Stored items from a collection =>
— Start —
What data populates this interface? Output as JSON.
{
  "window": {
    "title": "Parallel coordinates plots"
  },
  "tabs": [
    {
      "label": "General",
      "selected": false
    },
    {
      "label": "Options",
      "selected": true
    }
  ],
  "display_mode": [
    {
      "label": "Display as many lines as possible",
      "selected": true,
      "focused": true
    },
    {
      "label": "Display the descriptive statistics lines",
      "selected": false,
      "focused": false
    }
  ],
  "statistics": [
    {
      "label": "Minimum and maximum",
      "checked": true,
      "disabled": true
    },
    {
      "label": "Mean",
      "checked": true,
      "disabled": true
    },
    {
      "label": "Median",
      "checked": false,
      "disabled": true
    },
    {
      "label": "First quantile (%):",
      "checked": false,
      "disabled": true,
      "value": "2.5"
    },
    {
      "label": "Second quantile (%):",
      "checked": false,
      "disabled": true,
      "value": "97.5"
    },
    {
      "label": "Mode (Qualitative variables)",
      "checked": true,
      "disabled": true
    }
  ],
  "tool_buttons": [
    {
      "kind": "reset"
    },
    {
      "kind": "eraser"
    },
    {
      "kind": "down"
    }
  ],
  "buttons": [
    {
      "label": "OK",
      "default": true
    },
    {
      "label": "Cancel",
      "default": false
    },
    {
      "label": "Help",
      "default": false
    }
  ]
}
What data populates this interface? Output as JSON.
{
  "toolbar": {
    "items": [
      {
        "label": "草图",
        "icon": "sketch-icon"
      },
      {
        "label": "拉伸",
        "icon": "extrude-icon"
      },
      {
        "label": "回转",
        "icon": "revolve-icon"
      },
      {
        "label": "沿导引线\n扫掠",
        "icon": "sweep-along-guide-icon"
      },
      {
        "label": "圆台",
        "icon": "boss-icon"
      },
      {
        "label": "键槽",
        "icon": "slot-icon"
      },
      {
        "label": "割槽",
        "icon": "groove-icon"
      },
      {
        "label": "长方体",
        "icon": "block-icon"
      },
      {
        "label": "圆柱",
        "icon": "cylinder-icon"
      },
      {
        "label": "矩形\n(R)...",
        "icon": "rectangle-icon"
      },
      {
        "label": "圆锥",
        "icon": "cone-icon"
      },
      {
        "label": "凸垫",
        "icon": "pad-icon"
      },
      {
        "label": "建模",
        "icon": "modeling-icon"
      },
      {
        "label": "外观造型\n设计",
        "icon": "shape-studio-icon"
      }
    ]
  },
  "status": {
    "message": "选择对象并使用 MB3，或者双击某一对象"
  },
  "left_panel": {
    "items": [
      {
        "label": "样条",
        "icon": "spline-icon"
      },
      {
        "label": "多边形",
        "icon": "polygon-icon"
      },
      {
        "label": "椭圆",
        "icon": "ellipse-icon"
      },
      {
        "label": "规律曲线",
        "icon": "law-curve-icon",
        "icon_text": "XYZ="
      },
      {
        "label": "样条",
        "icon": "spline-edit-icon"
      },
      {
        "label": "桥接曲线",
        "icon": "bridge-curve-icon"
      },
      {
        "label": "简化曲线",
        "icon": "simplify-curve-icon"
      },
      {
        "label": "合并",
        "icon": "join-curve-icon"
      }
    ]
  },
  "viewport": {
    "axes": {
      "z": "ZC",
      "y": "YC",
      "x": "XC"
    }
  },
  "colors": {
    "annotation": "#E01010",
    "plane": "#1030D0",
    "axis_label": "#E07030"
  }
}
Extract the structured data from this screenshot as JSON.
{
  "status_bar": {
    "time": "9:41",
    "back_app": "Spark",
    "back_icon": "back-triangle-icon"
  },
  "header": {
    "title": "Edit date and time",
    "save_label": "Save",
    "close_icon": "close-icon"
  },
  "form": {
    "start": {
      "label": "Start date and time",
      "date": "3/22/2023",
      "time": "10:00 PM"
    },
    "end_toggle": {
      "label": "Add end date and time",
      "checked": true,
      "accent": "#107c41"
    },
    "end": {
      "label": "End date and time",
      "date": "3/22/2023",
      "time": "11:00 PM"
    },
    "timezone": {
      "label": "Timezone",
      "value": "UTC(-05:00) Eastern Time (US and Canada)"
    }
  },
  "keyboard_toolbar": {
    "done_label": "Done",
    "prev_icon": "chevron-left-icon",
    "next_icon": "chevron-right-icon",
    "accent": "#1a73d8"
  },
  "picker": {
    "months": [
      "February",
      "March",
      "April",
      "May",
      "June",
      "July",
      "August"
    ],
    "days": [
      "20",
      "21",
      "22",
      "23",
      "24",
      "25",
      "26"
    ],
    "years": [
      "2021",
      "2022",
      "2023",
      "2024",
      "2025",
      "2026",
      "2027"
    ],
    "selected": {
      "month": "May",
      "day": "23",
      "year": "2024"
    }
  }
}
— End —
YOUR OBJECTIVE =>
Only lines holding the string "quantile" are wanted; gather each one from the entries above.

THE RESULT =>
      "label": "First quantile (%):",
      "label": "Second quantile (%):",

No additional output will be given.